#### Request
Copy out every line containing the word "text".

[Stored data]
** Begin **

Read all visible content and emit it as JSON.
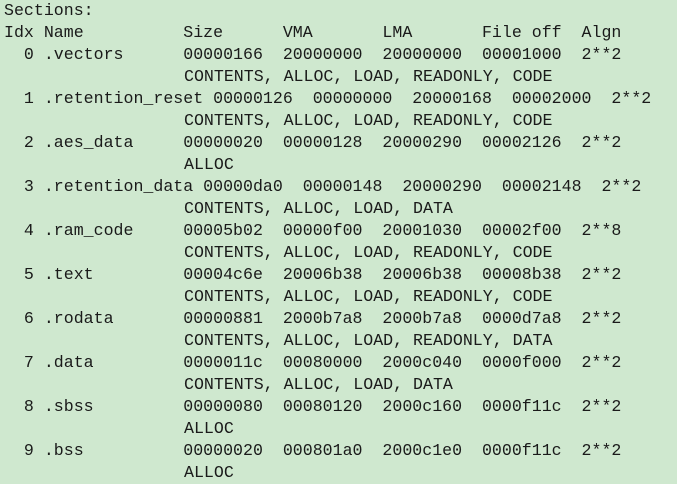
{
  "heading": "Sections:",
  "columns_line": "Idx Name          Size      VMA       LMA       File off  Algn",
  "sections": [
    {
      "idx": "0",
      "name": ".vectors",
      "line": "  0 .vectors      00000166  20000000  20000000  00001000  2**2",
      "flags": "CONTENTS, ALLOC, LOAD, READONLY, CODE"
    },
    {
      "idx": "1",
      "name": ".retention_reset",
      "line": "  1 .retention_reset 00000126  00000000  20000168  00002000  2**2",
      "flags": "CONTENTS, ALLOC, LOAD, READONLY, CODE"
    },
    {
      "idx": "2",
      "name": ".aes_data",
      "line": "  2 .aes_data     00000020  00000128  20000290  00002126  2**2",
      "flags": "ALLOC"
    },
    {
      "idx": "3",
      "name": ".retention_data",
      "line": "  3 .retention_data 00000da0  00000148  20000290  00002148  2**2",
      "flags": "CONTENTS, ALLOC, LOAD, DATA"
    },
    {
      "idx": "4",
      "name": ".ram_code",
      "line": "  4 .ram_code     00005b02  00000f00  20001030  00002f00  2**8",
      "flags": "CONTENTS, ALLOC, LOAD, READONLY, CODE"
    },
    {
      "idx": "5",
      "name": ".text",
      "line": "  5 .text         00004c6e  20006b38  20006b38  00008b38  2**2",
      "flags": "CONTENTS, ALLOC, LOAD, READONLY, CODE"
    },
    {
      "idx": "6",
      "name": ".rodata",
      "line": "  6 .rodata       00000881  2000b7a8  2000b7a8  0000d7a8  2**2",
      "flags": "CONTENTS, ALLOC, LOAD, READONLY, DATA"
    },
    {
      "idx": "7",
      "name": ".data",
      "line": "  7 .data         0000011c  00080000  2000c040  0000f000  2**2",
      "flags": "CONTENTS, ALLOC, LOAD, DATA"
    },
    {
      "idx": "8",
      "name": ".sbss",
      "line": "  8 .sbss         00000080  00080120  2000c160  0000f11c  2**2",
      "flags": "ALLOC"
    },
    {
      "idx": "9",
      "name": ".bss",
      "line": "  9 .bss          00000020  000801a0  2000c1e0  0000f11c  2**2",
      "flags": "ALLOC"
    }
  ]
}
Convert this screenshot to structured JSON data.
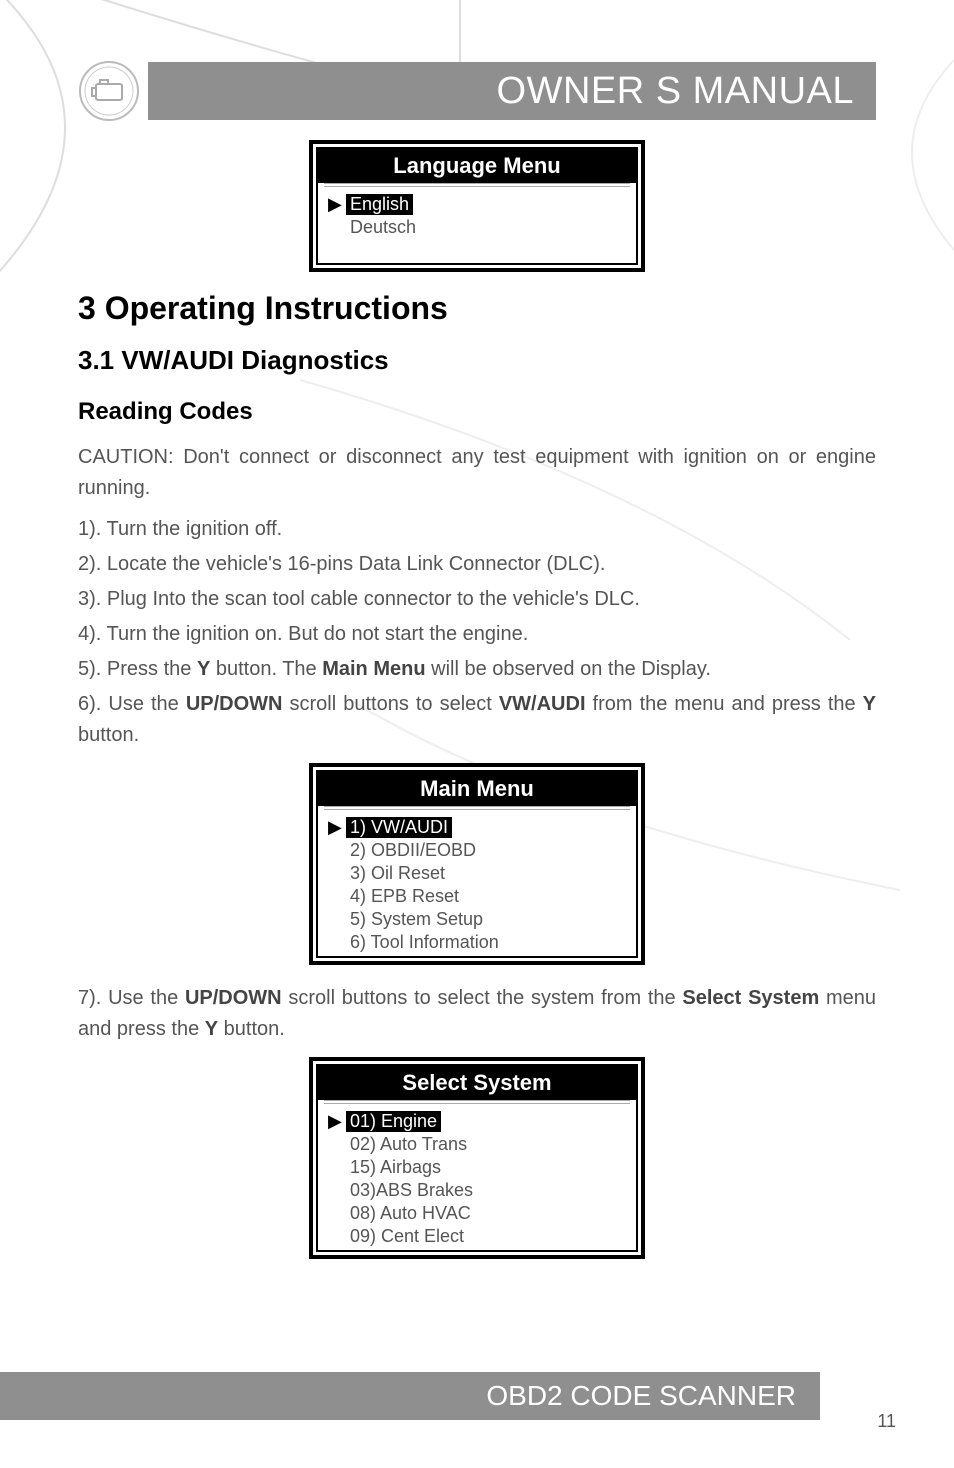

** End **

#### Correct answer
      "name": ".text",
      "line": "  5 .text         00004c6e  20006b38  20006b38  00008b38  2**2",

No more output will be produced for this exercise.